> **WRITTEN REQUEST**:
Scan the material and copy every line in which "logos" appears.

> **RECORD SET**:
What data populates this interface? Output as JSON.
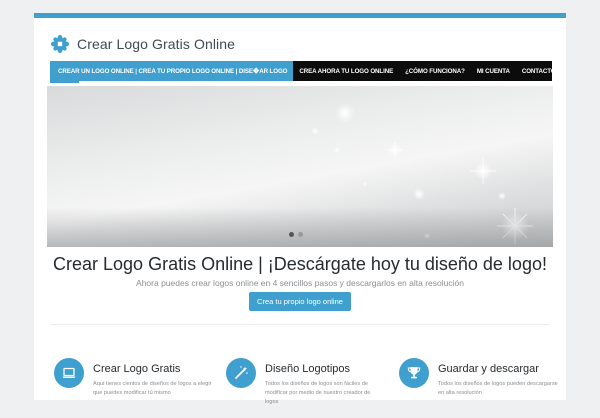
{
  "site": {
    "logo_text": "Crear Logo Gratis Online"
  },
  "nav": {
    "items": [
      {
        "label": "Crear un logo online | Crea tu propio logo online | Dise�ar logo"
      },
      {
        "label": "Crea ahora tu logo online"
      },
      {
        "label": "¿Cómo funciona?"
      },
      {
        "label": "Mi cuenta"
      },
      {
        "label": "Contacto"
      }
    ]
  },
  "hero": {
    "title": "Crear Logo Gratis Online | ¡Descárgate hoy tu diseño de logo!",
    "subtitle": "Ahora puedes crear logos online en 4 sencillos pasos y descargarlos en alta resolución",
    "cta_label": "Crea tu propio logo online"
  },
  "features": [
    {
      "title": "Crear Logo Gratis",
      "description": "Aquí tienes cientos de diseños de logos a elegir que puedes modificar tú mismo",
      "icon": "laptop-icon"
    },
    {
      "title": "Diseño Logotipos",
      "description": "Todos los diseños de logos son fáciles de modificar por medio de nuestro creador de logos",
      "icon": "magic-wand-icon"
    },
    {
      "title": "Guardar y descargar",
      "description": "Todos los diseños de logos pueden descargarse en alta resolución",
      "icon": "trophy-icon"
    }
  ],
  "colors": {
    "accent": "#3f9fce",
    "nav_bg": "#0c0c0c",
    "heading": "#262b2f",
    "muted": "#8a8f93"
  }
}
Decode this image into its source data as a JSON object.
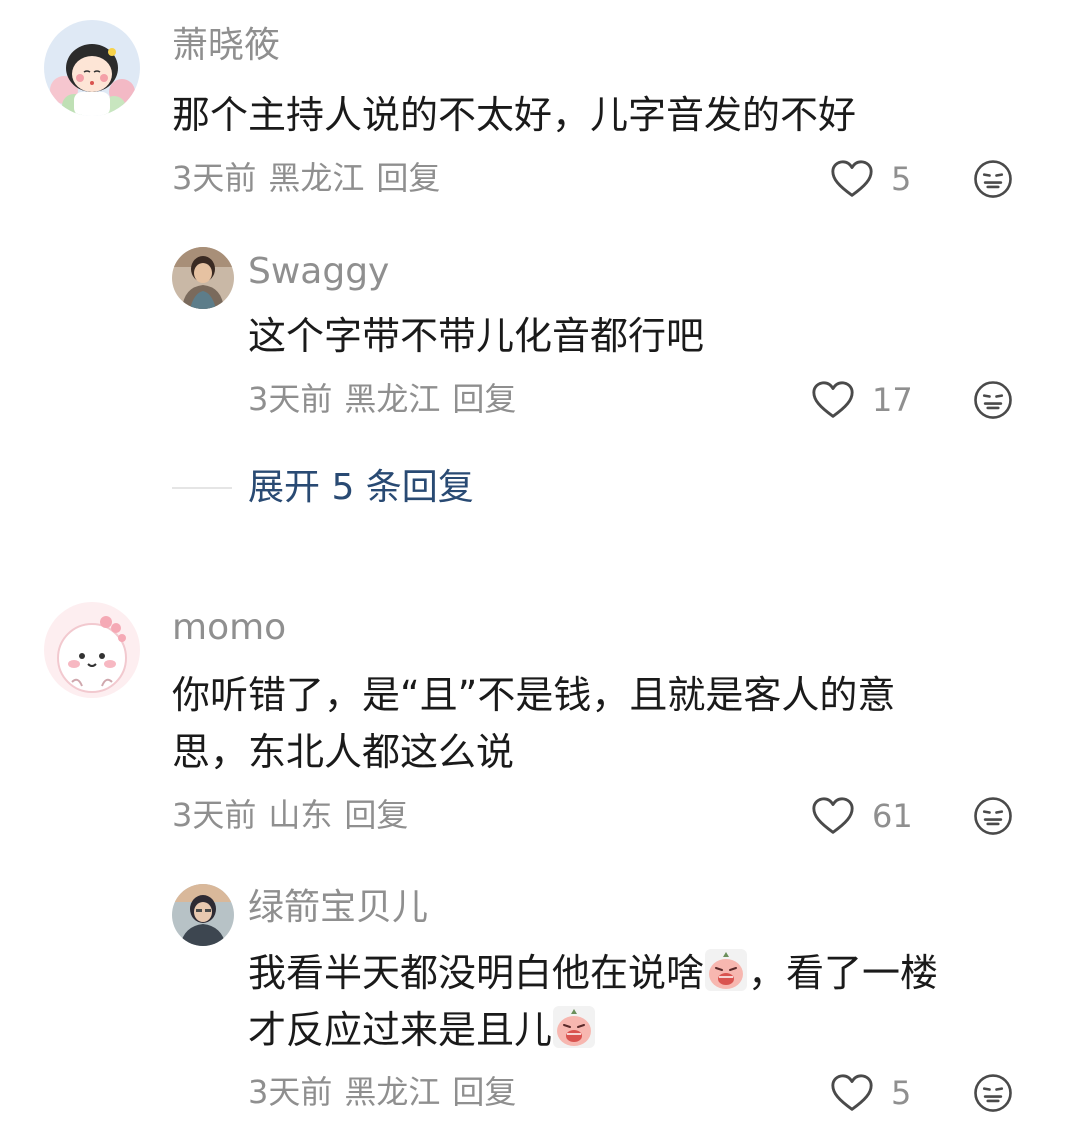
{
  "comments": [
    {
      "username": "萧晓筱",
      "text_lines": [
        "那个主持人说的不太好，儿字音发的不好"
      ],
      "time": "3天前",
      "location": "黑龙江",
      "reply_label": "回复",
      "likes": "5",
      "avatar_icon": "girl-cartoon-avatar"
    },
    {
      "username": "Swaggy",
      "text_lines": [
        "这个字带不带儿化音都行吧"
      ],
      "time": "3天前",
      "location": "黑龙江",
      "reply_label": "回复",
      "likes": "17",
      "avatar_icon": "photo-avatar"
    },
    {
      "username": "momo",
      "text_lines": [
        "你听错了，是“且”不是钱，且就是客人的意",
        "思，东北人都这么说"
      ],
      "time": "3天前",
      "location": "山东",
      "reply_label": "回复",
      "likes": "61",
      "avatar_icon": "pink-cartoon-avatar"
    },
    {
      "username": "绿箭宝贝儿",
      "text_lines_a": [
        "我看半天都没明白他在说啥",
        "，看了一楼"
      ],
      "text_lines_b": [
        "才反应过来是且儿"
      ],
      "time": "3天前",
      "location": "黑龙江",
      "reply_label": "回复",
      "likes": "5",
      "avatar_icon": "photo-avatar"
    }
  ],
  "expand": {
    "label": "展开 5 条回复"
  },
  "icons": {
    "like": "heart-icon",
    "dislike": "meh-face-icon",
    "emoji": "crying-emoji-icon"
  },
  "colors": {
    "username": "#8f8f8f",
    "text": "#1a1a1a",
    "meta": "#8f8f8f",
    "expand_link": "#294a73"
  }
}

> **RESULT OF THIS EXERCISE**:
    "subtitle": "Ahora puedes crear logos online en 4 sencillos pasos y descargarlos en alta resolución",
      "description": "Aquí tienes cientos de diseños de logos a elegir que puedes modificar tú mismo",
      "description": "Todos los diseños de logos son fáciles de modificar por medio de nuestro creador de logos",
      "description": "Todos los diseños de logos pueden descargarse en alta resolución",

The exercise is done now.